DATA SHOWN start

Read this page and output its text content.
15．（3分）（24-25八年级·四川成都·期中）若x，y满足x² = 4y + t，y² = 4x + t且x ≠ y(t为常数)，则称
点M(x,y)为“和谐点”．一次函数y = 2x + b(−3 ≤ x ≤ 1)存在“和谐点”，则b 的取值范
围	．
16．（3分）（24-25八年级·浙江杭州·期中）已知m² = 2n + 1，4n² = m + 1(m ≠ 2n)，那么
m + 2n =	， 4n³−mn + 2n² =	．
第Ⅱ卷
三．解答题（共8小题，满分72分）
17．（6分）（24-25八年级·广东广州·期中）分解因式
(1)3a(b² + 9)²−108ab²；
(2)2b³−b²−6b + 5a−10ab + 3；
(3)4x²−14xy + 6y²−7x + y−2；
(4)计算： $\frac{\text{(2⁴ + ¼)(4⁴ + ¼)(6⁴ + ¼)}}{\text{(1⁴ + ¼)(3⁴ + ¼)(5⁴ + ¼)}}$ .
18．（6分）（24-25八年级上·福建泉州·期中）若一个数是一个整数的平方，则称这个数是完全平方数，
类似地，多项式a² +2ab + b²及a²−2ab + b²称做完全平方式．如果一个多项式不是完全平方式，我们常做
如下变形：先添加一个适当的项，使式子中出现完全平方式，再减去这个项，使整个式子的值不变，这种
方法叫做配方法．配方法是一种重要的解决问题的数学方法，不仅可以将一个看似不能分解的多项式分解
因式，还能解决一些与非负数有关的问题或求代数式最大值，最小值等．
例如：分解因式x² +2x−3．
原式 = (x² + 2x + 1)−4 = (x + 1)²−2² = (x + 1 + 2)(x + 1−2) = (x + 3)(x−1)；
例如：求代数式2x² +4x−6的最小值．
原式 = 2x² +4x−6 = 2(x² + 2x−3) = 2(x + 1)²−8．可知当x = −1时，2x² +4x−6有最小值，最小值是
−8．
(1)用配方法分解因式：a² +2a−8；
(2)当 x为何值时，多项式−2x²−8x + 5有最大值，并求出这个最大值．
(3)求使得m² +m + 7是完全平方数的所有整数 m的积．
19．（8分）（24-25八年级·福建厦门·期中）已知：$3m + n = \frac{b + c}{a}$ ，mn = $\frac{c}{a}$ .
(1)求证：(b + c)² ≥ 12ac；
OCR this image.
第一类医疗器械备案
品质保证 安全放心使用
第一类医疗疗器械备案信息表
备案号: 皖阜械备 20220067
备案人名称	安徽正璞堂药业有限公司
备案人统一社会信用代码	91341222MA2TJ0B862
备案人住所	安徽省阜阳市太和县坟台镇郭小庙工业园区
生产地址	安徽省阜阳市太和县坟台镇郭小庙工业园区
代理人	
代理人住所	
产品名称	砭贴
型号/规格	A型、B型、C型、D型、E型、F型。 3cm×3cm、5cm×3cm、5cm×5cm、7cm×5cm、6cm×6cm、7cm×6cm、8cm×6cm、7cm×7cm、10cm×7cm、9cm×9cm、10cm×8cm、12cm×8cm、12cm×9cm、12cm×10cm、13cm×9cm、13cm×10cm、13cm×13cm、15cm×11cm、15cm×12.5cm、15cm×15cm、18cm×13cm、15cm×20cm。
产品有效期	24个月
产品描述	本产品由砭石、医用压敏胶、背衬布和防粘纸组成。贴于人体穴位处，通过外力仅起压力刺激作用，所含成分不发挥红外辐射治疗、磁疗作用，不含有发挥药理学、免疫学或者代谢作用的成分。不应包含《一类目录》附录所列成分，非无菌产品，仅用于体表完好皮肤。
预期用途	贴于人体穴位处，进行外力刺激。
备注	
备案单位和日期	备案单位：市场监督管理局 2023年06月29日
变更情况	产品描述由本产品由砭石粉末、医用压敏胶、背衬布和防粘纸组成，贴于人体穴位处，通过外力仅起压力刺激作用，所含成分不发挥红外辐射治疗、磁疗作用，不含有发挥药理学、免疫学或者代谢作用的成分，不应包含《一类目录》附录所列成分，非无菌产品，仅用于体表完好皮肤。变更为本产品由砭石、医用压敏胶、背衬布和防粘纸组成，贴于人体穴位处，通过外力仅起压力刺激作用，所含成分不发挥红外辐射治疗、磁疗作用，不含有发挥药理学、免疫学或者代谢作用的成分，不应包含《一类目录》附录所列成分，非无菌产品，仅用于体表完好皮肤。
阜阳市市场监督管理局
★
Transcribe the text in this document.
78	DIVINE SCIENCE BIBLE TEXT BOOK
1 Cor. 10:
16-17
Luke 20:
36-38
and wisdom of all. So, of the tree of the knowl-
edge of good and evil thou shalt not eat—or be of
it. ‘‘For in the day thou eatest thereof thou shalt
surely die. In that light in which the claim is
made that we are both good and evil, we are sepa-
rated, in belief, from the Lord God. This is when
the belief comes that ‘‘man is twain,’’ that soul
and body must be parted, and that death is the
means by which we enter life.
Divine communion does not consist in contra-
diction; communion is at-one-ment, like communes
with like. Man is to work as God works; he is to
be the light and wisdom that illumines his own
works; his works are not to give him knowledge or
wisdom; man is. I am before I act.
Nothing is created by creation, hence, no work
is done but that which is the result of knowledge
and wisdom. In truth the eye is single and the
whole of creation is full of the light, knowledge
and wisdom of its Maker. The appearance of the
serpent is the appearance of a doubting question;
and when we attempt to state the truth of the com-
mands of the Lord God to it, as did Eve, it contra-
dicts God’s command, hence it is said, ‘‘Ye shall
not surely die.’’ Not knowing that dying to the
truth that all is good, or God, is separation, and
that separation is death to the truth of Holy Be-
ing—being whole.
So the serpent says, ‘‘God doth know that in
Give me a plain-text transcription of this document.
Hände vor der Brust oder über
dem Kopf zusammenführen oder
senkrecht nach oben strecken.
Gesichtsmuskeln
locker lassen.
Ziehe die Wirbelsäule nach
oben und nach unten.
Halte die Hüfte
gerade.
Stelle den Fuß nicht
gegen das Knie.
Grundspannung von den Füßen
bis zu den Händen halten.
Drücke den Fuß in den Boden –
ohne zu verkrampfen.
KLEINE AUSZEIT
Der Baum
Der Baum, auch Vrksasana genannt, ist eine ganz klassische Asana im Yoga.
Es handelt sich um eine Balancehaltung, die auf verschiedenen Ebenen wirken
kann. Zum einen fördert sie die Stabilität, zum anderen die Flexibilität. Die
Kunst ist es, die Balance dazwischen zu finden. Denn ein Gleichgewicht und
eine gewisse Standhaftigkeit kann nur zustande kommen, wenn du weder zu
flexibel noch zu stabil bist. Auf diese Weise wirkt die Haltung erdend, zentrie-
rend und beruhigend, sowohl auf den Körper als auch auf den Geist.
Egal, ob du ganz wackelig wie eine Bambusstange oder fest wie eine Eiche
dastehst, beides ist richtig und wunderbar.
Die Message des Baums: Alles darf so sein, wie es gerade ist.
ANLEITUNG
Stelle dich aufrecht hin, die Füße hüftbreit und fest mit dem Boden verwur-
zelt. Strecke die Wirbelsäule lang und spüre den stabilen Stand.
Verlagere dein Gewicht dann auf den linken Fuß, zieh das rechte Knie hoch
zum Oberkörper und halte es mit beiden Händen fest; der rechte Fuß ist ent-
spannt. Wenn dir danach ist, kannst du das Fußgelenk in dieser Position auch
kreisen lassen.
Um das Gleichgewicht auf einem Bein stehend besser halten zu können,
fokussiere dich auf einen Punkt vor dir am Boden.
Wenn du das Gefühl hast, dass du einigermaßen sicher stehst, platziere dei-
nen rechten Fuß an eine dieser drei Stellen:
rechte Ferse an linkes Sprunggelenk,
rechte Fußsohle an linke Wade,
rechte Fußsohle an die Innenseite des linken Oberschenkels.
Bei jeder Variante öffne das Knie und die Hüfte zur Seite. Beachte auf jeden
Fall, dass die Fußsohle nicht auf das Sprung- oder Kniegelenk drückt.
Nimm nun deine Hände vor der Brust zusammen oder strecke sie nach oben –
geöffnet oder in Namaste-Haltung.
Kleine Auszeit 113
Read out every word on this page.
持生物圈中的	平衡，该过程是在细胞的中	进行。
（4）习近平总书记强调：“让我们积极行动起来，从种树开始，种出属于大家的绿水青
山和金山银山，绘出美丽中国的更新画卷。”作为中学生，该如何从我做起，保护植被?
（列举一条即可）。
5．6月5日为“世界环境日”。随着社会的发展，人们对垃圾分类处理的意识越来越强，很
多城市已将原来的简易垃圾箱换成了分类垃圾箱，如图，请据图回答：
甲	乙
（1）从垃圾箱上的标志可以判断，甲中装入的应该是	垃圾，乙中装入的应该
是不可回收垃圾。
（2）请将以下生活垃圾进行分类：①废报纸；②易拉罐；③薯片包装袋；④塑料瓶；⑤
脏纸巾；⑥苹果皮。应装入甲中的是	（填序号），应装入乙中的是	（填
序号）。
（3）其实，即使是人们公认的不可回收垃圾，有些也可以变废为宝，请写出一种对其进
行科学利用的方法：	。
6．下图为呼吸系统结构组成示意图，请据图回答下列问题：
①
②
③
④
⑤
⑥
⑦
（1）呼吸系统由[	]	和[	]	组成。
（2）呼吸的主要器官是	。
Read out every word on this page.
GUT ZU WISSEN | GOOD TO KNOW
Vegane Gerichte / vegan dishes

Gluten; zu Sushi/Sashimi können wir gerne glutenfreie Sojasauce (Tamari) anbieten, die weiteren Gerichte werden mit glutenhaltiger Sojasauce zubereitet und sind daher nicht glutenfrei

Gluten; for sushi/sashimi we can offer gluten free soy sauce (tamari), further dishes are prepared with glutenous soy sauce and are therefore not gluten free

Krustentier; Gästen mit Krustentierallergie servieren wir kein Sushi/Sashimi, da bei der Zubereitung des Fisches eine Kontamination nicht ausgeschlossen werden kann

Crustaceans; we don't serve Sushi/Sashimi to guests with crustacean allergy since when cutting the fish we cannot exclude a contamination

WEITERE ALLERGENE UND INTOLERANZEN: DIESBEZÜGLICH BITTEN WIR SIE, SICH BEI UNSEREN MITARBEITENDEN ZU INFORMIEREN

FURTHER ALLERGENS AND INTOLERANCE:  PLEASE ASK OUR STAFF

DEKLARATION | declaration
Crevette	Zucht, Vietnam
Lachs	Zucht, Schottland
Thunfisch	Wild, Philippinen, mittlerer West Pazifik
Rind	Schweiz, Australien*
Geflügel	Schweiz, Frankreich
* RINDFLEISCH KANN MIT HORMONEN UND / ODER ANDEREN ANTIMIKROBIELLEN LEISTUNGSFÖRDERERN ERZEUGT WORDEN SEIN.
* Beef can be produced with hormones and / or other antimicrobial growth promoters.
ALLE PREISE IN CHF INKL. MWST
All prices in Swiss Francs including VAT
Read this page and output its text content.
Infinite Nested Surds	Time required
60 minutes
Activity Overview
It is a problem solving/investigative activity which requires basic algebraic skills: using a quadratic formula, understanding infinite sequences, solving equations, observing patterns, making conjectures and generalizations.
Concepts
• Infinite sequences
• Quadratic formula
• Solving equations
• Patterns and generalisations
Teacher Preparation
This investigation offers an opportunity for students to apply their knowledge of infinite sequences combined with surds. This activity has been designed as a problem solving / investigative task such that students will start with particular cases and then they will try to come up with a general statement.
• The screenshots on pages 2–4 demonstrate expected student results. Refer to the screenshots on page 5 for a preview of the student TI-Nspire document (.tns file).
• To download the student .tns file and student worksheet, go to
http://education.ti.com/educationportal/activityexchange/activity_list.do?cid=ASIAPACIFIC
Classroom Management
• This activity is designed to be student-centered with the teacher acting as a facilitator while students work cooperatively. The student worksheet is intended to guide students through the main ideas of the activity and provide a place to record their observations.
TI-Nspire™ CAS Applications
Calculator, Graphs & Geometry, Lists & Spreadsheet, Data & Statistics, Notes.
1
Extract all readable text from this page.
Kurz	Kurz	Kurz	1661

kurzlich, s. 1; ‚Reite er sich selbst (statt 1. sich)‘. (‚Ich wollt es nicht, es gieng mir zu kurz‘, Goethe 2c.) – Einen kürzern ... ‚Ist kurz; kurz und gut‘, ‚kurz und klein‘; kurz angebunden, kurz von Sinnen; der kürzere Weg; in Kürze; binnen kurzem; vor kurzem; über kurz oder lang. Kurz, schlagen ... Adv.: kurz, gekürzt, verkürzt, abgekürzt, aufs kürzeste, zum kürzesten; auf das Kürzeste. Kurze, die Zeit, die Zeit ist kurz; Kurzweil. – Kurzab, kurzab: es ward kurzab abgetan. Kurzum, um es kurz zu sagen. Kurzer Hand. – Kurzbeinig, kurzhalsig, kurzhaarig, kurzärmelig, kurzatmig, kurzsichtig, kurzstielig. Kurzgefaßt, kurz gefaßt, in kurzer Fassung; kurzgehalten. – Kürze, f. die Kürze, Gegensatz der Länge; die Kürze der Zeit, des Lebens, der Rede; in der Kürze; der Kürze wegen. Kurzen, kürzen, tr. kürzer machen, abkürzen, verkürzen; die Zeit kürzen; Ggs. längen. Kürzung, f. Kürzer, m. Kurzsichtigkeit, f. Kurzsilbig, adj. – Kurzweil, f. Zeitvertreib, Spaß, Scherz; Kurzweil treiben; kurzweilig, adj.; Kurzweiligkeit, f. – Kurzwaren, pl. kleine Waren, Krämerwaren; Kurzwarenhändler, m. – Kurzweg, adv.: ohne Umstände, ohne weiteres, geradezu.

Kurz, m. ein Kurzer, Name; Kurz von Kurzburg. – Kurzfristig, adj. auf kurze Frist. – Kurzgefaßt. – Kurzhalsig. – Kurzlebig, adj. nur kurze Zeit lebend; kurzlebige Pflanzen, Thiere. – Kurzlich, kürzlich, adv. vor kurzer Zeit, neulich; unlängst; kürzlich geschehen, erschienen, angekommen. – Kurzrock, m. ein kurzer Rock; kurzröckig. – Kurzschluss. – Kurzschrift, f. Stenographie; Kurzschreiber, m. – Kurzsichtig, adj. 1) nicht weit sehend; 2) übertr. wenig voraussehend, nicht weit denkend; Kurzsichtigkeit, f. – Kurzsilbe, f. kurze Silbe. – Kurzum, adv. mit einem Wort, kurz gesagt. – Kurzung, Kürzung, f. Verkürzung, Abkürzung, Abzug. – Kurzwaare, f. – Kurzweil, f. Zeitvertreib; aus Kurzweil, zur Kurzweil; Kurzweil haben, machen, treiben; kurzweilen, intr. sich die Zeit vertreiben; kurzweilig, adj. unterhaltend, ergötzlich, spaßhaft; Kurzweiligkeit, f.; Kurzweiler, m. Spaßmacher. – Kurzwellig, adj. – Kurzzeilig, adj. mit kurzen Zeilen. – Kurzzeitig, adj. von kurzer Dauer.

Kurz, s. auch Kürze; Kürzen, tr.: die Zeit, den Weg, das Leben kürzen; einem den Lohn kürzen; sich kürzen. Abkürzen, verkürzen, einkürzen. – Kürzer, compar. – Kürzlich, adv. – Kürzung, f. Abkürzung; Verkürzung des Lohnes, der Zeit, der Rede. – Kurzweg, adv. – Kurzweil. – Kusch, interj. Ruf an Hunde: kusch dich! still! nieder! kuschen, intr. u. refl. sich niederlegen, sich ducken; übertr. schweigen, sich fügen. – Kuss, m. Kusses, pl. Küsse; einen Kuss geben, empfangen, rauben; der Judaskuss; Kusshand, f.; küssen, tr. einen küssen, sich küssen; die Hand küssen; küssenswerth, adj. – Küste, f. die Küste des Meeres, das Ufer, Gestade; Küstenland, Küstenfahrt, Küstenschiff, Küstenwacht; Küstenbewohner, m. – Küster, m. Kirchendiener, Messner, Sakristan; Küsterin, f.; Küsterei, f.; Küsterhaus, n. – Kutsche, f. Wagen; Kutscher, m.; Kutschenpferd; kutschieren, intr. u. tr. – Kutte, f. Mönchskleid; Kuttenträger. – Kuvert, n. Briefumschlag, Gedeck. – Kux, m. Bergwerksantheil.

DATA SHOWN end

#### [STATED GOAL]
Find the word "belief" in the entries above and gather every line that holds it.

#### [WRITTEN REPLY]
rated, in belief, from the Lord God. This is when
the belief comes that ‘‘man is twain,’’ that soul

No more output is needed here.